Source data
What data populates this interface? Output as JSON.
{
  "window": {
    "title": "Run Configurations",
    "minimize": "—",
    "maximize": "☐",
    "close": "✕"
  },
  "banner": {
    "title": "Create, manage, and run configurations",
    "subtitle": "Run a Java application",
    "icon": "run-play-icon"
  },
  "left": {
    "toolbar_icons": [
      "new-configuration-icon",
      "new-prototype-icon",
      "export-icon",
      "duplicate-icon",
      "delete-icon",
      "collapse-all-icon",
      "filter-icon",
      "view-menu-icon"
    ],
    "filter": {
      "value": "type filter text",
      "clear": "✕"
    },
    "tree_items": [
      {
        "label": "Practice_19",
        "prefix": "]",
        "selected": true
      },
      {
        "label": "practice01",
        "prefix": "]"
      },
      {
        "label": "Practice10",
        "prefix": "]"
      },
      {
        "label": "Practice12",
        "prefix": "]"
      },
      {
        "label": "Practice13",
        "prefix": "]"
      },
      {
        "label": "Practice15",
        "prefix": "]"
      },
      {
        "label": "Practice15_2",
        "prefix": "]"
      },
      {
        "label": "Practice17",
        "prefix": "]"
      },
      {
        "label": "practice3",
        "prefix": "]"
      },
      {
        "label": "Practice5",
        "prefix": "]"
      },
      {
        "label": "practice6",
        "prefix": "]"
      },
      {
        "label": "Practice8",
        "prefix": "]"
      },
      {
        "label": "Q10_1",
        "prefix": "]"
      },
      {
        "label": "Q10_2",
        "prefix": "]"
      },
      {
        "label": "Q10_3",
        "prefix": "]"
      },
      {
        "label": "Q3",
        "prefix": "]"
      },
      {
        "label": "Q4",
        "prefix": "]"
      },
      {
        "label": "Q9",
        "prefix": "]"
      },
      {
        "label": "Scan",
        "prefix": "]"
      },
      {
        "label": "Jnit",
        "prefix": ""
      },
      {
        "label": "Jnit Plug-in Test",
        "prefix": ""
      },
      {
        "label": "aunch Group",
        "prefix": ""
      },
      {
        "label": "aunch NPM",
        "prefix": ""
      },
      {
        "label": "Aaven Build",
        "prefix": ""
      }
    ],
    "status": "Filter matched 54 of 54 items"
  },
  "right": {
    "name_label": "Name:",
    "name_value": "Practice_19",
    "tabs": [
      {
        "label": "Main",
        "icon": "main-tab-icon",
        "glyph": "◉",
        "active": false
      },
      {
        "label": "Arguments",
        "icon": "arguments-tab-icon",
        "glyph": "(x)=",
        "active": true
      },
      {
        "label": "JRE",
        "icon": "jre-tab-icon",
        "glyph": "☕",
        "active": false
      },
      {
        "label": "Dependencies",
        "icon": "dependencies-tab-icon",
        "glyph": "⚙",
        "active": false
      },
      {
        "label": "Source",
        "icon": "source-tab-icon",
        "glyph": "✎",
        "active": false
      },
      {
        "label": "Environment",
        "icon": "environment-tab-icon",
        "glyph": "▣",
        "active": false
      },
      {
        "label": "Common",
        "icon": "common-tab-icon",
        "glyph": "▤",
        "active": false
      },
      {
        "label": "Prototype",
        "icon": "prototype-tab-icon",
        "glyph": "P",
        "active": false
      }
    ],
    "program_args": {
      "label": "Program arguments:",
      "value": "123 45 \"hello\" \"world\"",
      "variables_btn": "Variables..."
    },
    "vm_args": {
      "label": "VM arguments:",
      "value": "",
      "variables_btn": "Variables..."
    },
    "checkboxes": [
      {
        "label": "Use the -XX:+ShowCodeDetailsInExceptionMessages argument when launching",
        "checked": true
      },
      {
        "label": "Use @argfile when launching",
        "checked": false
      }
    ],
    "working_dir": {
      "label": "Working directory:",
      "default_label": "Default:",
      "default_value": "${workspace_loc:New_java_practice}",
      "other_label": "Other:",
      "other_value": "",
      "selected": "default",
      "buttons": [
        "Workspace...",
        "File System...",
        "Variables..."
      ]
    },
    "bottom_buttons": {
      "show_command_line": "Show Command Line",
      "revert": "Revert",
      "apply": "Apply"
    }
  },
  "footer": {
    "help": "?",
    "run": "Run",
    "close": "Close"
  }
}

**Your goal**
Please reproduce each line exactly as written.

**Task response**
What data populates this interface? Output as JSON.
{
  "window": {
    "title": "Run Configurations",
    "minimize": "—",
    "maximize": "☐",
    "close": "✕"
  },
  "banner": {
    "title": "Create, manage, and run configurations",
    "subtitle": "Run a Java application",
    "icon": "run-play-icon"
  },
  "left": {
    "toolbar_icons": [
      "new-configuration-icon",
      "new-prototype-icon",
      "export-icon",
      "duplicate-icon",
      "delete-icon",
      "collapse-all-icon",
      "filter-icon",
      "view-menu-icon"
    ],
    "filter": {
      "value": "type filter text",
      "clear": "✕"
    },
    "tree_items": [
      {
        "label": "Practice_19",
        "prefix": "]",
        "selected": true
      },
      {
        "label": "practice01",
        "prefix": "]"
      },
      {
        "label": "Practice10",
        "prefix": "]"
      },
      {
        "label": "Practice12",
        "prefix": "]"
      },
      {
        "label": "Practice13",
        "prefix": "]"
      },
      {
        "label": "Practice15",
        "prefix": "]"
      },
      {
        "label": "Practice15_2",
        "prefix": "]"
      },
      {
        "label": "Practice17",
        "prefix": "]"
      },
      {
        "label": "practice3",
        "prefix": "]"
      },
      {
        "label": "Practice5",
        "prefix": "]"
      },
      {
        "label": "practice6",
        "prefix": "]"
      },
      {
        "label": "Practice8",
        "prefix": "]"
      },
      {
        "label": "Q10_1",
        "prefix": "]"
      },
      {
        "label": "Q10_2",
        "prefix": "]"
      },
      {
        "label": "Q10_3",
        "prefix": "]"
      },
      {
        "label": "Q3",
        "prefix": "]"
      },
      {
        "label": "Q4",
        "prefix": "]"
      },
      {
        "label": "Q9",
        "prefix": "]"
      },
      {
        "label": "Scan",
        "prefix": "]"
      },
      {
        "label": "Jnit",
        "prefix": ""
      },
      {
        "label": "Jnit Plug-in Test",
        "prefix": ""
      },
      {
        "label": "aunch Group",
        "prefix": ""
      },
      {
        "label": "aunch NPM",
        "prefix": ""
      },
      {
        "label": "Aaven Build",
        "prefix": ""
      }
    ],
    "status": "Filter matched 54 of 54 items"
  },
  "right": {
    "name_label": "Name:",
    "name_value": "Practice_19",
    "tabs": [
      {
        "label": "Main",
        "icon": "main-tab-icon",
        "glyph": "◉",
        "active": false
      },
      {
        "label": "Arguments",
        "icon": "arguments-tab-icon",
        "glyph": "(x)=",
        "active": true
      },
      {
        "label": "JRE",
        "icon": "jre-tab-icon",
        "glyph": "☕",
        "active": false
      },
      {
        "label": "Dependencies",
        "icon": "dependencies-tab-icon",
        "glyph": "⚙",
        "active": false
      },
      {
        "label": "Source",
        "icon": "source-tab-icon",
        "glyph": "✎",
        "active": false
      },
      {
        "label": "Environment",
        "icon": "environment-tab-icon",
        "glyph": "▣",
        "active": false
      },
      {
        "label": "Common",
        "icon": "common-tab-icon",
        "glyph": "▤",
        "active": false
      },
      {
        "label": "Prototype",
        "icon": "prototype-tab-icon",
        "glyph": "P",
        "active": false
      }
    ],
    "program_args": {
      "label": "Program arguments:",
      "value": "123 45 \"hello\" \"world\"",
      "variables_btn": "Variables..."
    },
    "vm_args": {
      "label": "VM arguments:",
      "value": "",
      "variables_btn": "Variables..."
    },
    "checkboxes": [
      {
        "label": "Use the -XX:+ShowCodeDetailsInExceptionMessages argument when launching",
        "checked": true
      },
      {
        "label": "Use @argfile when launching",
        "checked": false
      }
    ],
    "working_dir": {
      "label": "Working directory:",
      "default_label": "Default:",
      "default_value": "${workspace_loc:New_java_practice}",
      "other_label": "Other:",
      "other_value": "",
      "selected": "default",
      "buttons": [
        "Workspace...",
        "File System...",
        "Variables..."
      ]
    },
    "bottom_buttons": {
      "show_command_line": "Show Command Line",
      "revert": "Revert",
      "apply": "Apply"
    }
  },
  "footer": {
    "help": "?",
    "run": "Run",
    "close": "Close"
  }
}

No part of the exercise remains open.